## Records for this exercise

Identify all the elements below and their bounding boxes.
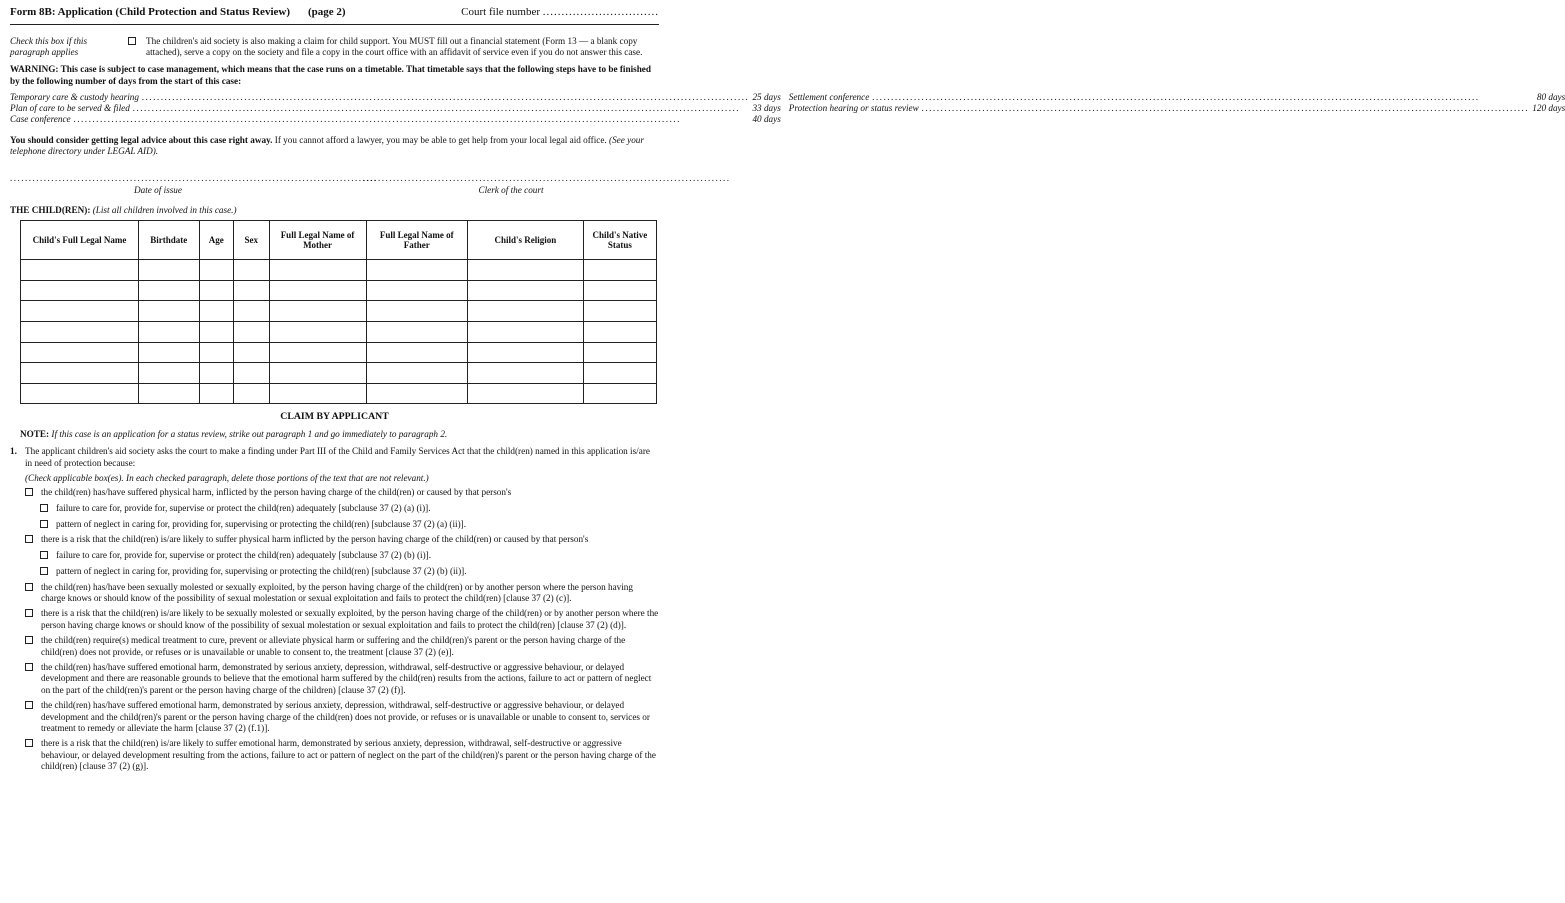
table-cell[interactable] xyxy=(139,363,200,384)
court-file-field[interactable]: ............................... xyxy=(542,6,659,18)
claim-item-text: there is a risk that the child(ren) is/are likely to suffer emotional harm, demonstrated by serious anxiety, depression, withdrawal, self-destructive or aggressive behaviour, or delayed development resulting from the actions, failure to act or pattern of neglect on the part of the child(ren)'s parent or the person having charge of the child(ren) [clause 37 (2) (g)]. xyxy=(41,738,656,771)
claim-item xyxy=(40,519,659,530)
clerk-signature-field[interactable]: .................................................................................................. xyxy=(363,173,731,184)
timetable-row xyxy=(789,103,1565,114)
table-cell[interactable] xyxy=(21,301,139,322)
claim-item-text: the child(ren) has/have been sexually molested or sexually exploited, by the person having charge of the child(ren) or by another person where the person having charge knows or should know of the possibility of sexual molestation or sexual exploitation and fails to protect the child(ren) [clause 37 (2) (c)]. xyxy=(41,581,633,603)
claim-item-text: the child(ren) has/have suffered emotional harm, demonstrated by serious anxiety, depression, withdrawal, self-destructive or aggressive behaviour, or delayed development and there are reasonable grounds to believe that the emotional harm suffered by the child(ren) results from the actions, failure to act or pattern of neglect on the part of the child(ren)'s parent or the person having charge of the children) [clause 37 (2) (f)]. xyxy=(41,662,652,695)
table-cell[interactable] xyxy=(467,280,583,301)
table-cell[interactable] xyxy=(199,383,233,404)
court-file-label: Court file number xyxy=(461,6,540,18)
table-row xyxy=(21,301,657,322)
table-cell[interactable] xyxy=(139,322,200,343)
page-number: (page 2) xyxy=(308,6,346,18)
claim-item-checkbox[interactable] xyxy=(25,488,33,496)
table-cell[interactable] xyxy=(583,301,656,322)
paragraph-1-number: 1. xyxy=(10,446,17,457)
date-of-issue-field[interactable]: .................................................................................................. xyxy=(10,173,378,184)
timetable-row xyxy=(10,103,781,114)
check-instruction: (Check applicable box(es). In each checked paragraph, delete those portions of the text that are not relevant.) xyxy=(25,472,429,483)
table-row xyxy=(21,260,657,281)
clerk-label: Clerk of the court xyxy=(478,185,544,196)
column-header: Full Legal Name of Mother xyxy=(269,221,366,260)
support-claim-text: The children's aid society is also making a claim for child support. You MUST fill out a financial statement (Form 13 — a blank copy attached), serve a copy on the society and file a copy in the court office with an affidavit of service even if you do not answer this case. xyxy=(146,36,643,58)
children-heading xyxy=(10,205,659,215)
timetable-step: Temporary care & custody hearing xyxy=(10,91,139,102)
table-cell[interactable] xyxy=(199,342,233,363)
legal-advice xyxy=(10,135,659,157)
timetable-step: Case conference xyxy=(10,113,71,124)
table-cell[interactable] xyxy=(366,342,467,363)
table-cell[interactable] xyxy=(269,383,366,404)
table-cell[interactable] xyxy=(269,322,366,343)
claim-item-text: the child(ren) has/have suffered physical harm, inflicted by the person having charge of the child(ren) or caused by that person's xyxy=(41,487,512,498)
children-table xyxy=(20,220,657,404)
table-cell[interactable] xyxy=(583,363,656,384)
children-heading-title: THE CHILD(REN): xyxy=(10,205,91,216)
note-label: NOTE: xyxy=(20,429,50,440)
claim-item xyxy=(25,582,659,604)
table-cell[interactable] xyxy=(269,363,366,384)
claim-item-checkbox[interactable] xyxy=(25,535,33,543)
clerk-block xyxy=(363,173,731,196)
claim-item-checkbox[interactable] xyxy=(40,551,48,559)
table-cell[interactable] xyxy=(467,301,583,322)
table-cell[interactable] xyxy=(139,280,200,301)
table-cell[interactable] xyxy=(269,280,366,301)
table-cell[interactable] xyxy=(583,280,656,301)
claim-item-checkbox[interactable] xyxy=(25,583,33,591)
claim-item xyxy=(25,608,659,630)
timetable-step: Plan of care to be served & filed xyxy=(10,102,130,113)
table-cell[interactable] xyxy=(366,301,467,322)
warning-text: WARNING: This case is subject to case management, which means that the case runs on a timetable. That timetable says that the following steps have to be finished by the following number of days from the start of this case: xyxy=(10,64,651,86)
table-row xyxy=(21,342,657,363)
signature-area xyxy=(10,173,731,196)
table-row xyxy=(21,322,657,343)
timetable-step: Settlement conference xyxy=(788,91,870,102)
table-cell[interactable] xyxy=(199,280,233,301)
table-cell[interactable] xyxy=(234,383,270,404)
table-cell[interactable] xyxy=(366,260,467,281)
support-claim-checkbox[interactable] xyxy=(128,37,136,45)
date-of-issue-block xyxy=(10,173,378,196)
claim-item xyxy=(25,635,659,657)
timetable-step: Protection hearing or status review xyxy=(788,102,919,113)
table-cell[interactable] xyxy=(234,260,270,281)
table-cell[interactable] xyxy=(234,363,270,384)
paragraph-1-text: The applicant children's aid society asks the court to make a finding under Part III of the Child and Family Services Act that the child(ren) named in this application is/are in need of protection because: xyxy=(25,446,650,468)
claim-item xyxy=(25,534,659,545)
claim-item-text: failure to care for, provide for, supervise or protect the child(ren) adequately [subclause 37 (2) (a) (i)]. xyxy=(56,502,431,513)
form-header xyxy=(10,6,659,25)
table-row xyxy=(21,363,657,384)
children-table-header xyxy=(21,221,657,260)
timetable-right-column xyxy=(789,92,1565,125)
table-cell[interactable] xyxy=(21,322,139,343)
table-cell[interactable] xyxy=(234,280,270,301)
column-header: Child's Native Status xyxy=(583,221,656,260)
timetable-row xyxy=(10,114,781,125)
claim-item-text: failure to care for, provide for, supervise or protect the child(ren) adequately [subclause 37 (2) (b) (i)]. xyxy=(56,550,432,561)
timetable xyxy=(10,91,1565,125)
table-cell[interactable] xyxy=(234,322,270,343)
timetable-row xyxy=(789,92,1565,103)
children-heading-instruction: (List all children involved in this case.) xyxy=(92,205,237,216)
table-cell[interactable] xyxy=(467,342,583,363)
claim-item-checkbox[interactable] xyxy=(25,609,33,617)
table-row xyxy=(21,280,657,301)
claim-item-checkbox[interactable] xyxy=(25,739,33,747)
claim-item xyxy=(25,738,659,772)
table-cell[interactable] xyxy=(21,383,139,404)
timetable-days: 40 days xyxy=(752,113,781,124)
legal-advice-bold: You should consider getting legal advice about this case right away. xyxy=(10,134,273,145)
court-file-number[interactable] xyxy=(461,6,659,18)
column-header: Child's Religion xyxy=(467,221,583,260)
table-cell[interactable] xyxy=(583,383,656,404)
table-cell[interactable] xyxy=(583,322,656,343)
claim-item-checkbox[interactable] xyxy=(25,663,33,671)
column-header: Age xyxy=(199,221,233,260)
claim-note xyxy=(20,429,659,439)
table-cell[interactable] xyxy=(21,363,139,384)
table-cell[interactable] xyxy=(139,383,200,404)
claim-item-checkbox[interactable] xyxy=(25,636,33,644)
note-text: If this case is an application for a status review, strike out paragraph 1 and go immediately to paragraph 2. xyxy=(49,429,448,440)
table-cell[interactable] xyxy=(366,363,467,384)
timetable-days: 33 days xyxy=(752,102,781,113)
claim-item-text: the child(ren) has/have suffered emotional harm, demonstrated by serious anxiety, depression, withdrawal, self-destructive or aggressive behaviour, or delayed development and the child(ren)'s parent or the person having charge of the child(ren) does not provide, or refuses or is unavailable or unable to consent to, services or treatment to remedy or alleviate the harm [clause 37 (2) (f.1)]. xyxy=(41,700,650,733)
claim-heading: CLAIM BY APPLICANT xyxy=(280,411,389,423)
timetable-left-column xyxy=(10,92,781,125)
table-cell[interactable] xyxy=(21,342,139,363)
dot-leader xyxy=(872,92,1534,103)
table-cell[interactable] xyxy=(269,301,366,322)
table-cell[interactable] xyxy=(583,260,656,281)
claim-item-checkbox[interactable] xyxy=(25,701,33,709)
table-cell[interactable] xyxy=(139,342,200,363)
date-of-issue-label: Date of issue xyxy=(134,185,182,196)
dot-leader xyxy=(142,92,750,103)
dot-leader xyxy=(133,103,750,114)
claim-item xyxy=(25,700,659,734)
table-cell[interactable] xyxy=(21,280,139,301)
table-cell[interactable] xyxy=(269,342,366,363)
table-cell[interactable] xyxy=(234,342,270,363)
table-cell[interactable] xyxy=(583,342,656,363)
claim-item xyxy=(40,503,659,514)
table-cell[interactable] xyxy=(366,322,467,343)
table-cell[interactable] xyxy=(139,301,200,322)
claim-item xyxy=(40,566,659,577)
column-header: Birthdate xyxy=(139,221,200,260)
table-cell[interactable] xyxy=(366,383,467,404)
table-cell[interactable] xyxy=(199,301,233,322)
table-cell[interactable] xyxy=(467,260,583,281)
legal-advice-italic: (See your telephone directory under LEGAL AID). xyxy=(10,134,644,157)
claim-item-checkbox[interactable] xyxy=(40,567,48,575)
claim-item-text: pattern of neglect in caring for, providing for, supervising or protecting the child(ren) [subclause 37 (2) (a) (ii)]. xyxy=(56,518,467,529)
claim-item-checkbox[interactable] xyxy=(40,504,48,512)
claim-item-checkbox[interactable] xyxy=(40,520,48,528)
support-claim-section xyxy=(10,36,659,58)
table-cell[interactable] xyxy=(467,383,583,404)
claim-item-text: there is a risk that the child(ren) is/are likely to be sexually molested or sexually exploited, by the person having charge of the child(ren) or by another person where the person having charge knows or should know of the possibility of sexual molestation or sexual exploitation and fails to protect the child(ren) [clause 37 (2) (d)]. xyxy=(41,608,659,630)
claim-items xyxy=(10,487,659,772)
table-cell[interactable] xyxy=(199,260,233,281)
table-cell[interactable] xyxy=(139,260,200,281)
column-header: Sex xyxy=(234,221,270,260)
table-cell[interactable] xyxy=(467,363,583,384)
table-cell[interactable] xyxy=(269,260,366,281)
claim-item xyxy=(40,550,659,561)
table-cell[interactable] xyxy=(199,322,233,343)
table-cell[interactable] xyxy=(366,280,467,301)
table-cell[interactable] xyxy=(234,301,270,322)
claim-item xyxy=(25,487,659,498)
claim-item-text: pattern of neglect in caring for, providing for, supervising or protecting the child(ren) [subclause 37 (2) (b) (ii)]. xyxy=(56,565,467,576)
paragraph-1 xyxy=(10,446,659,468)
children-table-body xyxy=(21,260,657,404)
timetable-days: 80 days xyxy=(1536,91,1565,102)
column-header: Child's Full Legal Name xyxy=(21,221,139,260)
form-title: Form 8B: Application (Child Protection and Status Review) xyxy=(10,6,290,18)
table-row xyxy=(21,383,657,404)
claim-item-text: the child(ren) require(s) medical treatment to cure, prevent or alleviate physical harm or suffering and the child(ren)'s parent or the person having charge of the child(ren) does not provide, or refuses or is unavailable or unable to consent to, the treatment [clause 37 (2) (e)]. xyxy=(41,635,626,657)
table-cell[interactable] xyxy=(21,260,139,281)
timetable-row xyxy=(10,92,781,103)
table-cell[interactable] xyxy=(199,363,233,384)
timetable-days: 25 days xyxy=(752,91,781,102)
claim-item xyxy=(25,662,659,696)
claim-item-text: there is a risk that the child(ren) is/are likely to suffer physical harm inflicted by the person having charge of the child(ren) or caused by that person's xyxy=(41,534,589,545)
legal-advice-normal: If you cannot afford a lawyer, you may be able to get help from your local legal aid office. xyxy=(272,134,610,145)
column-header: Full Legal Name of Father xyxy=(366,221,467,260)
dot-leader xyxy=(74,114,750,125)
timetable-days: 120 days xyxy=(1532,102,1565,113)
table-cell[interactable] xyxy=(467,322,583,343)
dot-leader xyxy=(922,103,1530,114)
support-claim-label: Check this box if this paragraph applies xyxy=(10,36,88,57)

## Task
Find each line in the entries above that contains the word "parent", and copy those lines in full.

## Solution to this task
claim-item-text: there is a risk that the child(ren) is/are likely to suffer emotional harm, demonstrated by serious anxiety, depression, withdrawal, self-destructive or aggressive behaviour, or delayed development resulting from the actions, failure to act or pattern of neglect on the part of the child(ren)'s parent or the person having charge of the child(ren) [clause 37 (2) (g)]. xyxy=(41,738,656,771)
claim-item-text: the child(ren) has/have suffered emotional harm, demonstrated by serious anxiety, depression, withdrawal, self-destructive or aggressive behaviour, or delayed development and there are reasonable grounds to believe that the emotional harm suffered by the child(ren) results from the actions, failure to act or pattern of neglect on the part of the child(ren)'s parent or the person having charge of the children) [clause 37 (2) (f)]. xyxy=(41,662,652,695)
claim-item-text: the child(ren) has/have suffered emotional harm, demonstrated by serious anxiety, depression, withdrawal, self-destructive or aggressive behaviour, or delayed development and the child(ren)'s parent or the person having charge of the child(ren) does not provide, or refuses or is unavailable or unable to consent to, services or treatment to remedy or alleviate the harm [clause 37 (2) (f.1)]. xyxy=(41,700,650,733)
claim-item-text: the child(ren) require(s) medical treatment to cure, prevent or alleviate physical harm or suffering and the child(ren)'s parent or the person having charge of the child(ren) does not provide, or refuses or is unavailable or unable to consent to, the treatment [clause 37 (2) (e)]. xyxy=(41,635,626,657)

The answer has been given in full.